Find the word "изменения" in the records below. List each line containing it.
==*==
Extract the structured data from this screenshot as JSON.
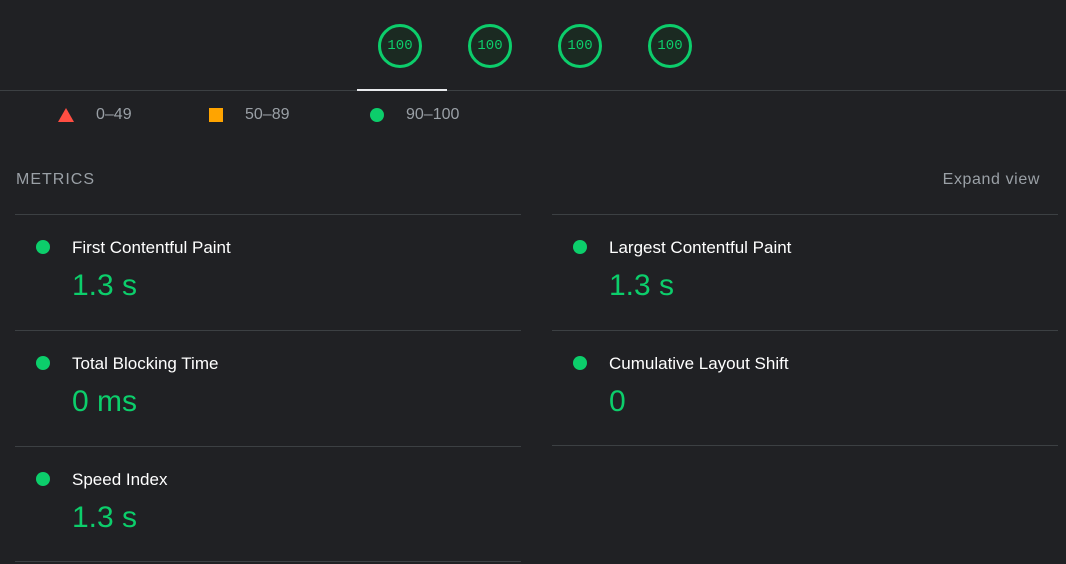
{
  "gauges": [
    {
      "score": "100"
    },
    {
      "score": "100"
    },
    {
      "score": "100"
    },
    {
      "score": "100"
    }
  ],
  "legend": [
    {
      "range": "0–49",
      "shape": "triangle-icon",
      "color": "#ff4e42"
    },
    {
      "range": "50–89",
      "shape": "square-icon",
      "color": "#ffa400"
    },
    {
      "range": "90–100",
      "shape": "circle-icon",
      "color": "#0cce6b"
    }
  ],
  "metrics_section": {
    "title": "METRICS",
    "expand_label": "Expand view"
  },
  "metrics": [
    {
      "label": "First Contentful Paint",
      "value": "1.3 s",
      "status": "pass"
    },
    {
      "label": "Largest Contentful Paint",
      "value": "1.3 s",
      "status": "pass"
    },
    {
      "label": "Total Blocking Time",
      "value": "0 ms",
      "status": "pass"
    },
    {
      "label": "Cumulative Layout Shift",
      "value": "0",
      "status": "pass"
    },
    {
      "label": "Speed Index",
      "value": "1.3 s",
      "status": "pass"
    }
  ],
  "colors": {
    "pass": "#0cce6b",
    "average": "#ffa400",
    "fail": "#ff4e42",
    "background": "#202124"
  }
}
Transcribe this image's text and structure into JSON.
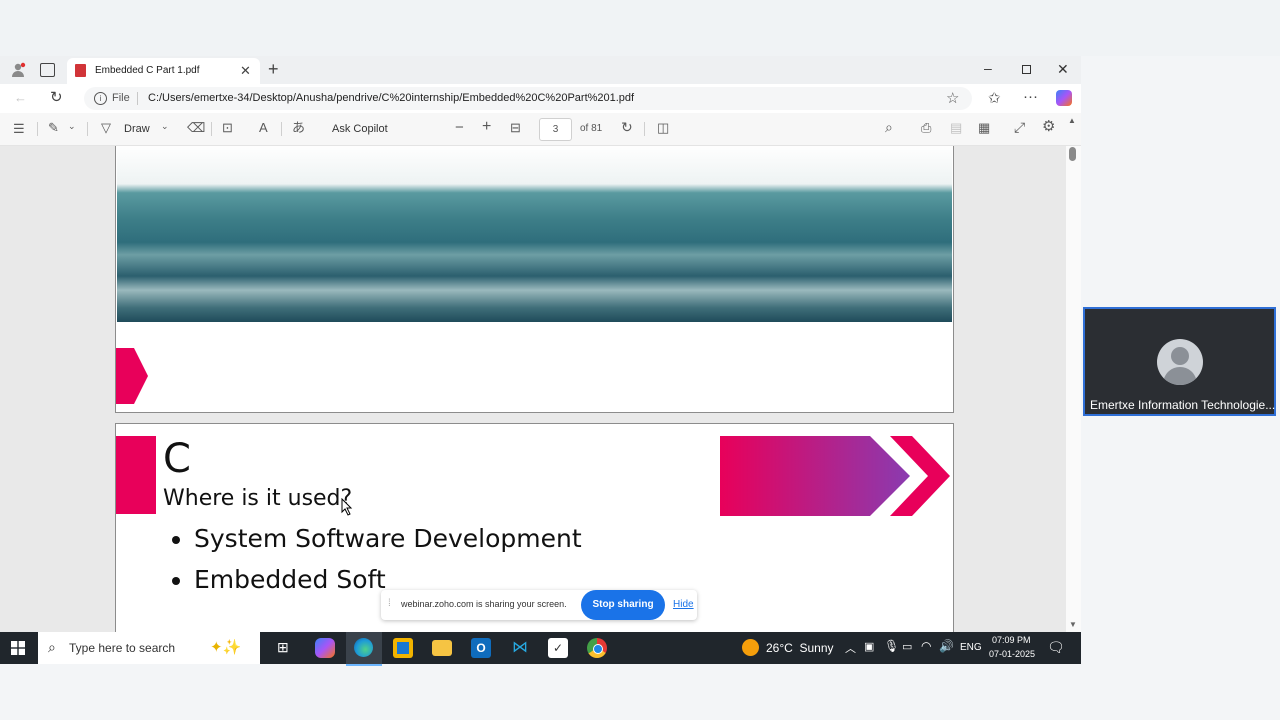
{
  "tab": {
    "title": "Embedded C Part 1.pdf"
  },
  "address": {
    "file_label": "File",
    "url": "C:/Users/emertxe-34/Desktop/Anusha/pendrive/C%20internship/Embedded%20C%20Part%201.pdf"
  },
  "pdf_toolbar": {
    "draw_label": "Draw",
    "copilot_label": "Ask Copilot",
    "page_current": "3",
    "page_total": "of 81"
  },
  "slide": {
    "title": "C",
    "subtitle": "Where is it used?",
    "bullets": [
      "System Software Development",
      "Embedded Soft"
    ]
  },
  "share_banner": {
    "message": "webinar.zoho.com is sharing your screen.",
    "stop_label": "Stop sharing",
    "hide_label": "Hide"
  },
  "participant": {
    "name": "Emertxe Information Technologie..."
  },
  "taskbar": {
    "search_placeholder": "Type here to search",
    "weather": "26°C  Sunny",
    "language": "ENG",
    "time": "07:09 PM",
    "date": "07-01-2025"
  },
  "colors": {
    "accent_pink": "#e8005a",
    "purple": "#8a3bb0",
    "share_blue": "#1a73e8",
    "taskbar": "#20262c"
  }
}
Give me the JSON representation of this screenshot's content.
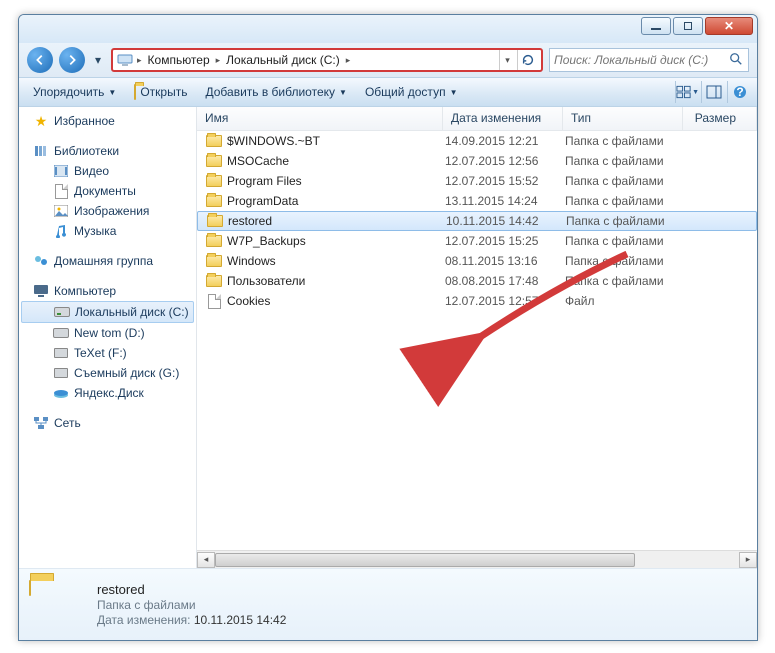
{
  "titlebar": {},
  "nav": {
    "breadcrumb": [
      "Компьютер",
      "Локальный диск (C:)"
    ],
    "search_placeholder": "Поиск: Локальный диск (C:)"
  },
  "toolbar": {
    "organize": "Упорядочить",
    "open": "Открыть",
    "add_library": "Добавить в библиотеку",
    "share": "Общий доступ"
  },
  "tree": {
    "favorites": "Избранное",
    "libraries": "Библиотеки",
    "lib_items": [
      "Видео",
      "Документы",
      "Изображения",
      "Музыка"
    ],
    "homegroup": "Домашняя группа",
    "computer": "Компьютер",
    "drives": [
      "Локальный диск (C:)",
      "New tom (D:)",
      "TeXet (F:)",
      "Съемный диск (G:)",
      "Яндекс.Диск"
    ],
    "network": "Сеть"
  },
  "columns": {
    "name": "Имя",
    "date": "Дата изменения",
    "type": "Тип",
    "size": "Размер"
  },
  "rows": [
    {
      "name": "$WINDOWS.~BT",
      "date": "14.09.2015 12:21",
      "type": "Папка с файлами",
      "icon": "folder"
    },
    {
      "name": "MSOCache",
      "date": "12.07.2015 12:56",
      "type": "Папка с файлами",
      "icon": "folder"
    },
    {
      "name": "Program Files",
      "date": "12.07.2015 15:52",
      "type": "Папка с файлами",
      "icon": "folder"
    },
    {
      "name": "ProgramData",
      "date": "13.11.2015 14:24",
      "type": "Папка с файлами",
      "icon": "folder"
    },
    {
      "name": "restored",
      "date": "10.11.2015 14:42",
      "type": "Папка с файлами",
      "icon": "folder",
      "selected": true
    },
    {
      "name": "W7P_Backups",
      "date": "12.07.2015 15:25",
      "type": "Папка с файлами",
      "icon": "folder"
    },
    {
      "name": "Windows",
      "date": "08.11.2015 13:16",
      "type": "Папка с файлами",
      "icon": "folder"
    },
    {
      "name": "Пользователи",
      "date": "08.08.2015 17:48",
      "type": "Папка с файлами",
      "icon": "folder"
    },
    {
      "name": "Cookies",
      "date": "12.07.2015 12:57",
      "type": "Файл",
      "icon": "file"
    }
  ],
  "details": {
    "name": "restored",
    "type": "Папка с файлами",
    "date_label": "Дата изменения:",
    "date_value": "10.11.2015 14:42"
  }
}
==*==
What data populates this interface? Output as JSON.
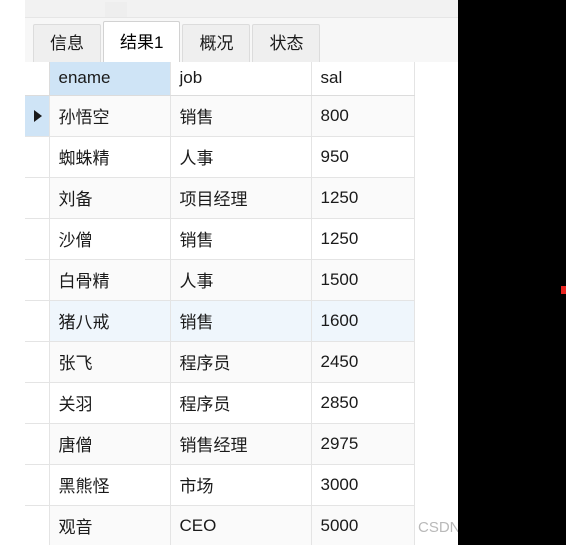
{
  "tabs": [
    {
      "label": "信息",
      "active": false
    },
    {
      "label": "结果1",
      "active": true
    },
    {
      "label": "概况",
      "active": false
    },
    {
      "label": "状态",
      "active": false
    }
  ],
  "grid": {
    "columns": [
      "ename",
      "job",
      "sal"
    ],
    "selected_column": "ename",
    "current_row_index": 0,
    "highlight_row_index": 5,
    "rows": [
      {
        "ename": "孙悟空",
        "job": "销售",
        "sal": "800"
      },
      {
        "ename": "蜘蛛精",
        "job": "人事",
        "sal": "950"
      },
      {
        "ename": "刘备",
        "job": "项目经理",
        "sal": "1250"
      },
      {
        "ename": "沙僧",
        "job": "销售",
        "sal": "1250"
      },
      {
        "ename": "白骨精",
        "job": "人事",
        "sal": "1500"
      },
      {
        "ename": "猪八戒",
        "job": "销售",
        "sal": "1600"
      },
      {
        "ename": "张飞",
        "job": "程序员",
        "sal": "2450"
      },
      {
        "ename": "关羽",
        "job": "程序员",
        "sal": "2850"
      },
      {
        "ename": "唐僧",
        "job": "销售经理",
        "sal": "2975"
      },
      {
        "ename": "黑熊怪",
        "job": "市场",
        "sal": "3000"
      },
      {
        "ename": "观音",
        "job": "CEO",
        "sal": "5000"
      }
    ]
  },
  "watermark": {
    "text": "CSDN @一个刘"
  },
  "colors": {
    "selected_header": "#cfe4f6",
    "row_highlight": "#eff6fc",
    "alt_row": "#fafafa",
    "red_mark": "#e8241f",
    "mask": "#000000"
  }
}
==*==
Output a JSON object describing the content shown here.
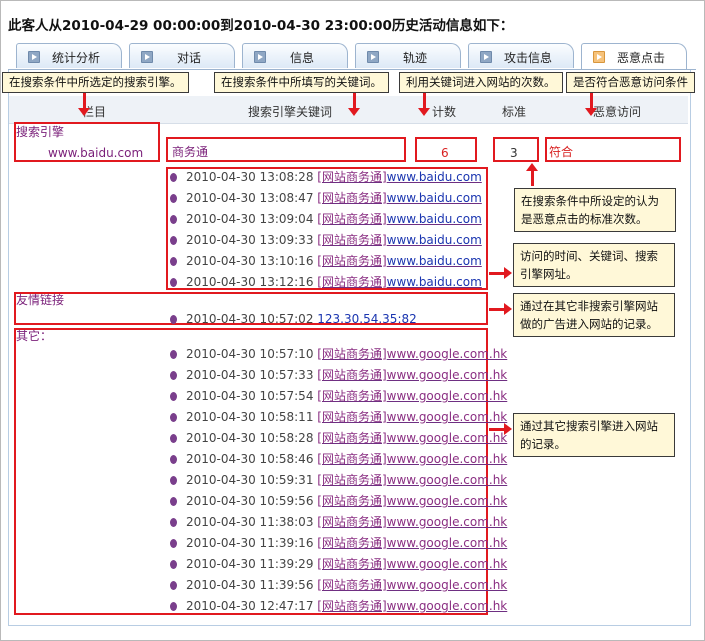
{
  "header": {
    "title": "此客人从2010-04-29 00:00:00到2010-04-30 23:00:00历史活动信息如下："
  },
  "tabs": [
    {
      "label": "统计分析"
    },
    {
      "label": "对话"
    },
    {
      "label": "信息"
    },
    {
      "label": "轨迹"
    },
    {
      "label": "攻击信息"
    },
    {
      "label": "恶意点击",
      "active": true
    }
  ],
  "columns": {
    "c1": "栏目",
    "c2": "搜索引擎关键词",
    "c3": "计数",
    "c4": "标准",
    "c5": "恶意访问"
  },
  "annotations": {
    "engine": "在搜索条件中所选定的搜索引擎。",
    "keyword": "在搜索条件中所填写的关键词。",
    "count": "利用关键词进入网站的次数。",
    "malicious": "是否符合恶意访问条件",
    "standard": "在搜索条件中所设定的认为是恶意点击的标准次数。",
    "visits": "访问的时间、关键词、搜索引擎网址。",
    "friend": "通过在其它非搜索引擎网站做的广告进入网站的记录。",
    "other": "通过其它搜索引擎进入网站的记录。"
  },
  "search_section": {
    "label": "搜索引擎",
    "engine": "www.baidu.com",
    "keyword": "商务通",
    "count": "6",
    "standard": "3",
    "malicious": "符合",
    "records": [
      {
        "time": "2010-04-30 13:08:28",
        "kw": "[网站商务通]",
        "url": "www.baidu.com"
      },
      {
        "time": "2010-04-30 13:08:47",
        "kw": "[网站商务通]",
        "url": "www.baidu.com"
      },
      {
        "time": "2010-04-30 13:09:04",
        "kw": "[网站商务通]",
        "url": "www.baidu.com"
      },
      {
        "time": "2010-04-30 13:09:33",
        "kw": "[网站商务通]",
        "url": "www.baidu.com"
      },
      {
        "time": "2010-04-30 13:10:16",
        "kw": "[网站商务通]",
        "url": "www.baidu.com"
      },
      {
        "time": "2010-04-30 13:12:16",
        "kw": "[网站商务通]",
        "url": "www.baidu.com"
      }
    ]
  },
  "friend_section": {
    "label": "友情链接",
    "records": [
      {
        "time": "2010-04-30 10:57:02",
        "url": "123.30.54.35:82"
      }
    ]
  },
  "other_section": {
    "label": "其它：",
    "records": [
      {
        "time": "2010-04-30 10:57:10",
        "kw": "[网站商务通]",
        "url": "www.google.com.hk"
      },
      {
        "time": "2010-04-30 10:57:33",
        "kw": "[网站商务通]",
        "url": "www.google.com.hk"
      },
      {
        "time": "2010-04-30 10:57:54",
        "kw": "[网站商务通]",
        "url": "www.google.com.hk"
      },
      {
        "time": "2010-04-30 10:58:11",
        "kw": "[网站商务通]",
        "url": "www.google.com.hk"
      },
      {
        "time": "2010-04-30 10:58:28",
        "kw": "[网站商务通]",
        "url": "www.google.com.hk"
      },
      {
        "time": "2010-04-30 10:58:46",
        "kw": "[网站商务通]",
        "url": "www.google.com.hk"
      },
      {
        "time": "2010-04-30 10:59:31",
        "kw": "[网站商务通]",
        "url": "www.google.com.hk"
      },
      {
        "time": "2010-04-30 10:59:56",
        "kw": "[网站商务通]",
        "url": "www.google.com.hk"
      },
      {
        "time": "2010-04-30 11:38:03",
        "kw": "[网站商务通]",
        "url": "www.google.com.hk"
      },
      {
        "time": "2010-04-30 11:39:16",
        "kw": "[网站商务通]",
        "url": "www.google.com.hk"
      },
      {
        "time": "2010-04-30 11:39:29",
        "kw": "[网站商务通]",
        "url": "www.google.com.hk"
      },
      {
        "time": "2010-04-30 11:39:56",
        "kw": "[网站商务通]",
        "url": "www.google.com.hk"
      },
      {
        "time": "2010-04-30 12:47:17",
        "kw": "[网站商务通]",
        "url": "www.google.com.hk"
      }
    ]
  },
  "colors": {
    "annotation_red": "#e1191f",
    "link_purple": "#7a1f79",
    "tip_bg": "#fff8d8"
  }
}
==*==
- The answer:
    "date": "Дата изменения",
    "date_label": "Дата изменения:",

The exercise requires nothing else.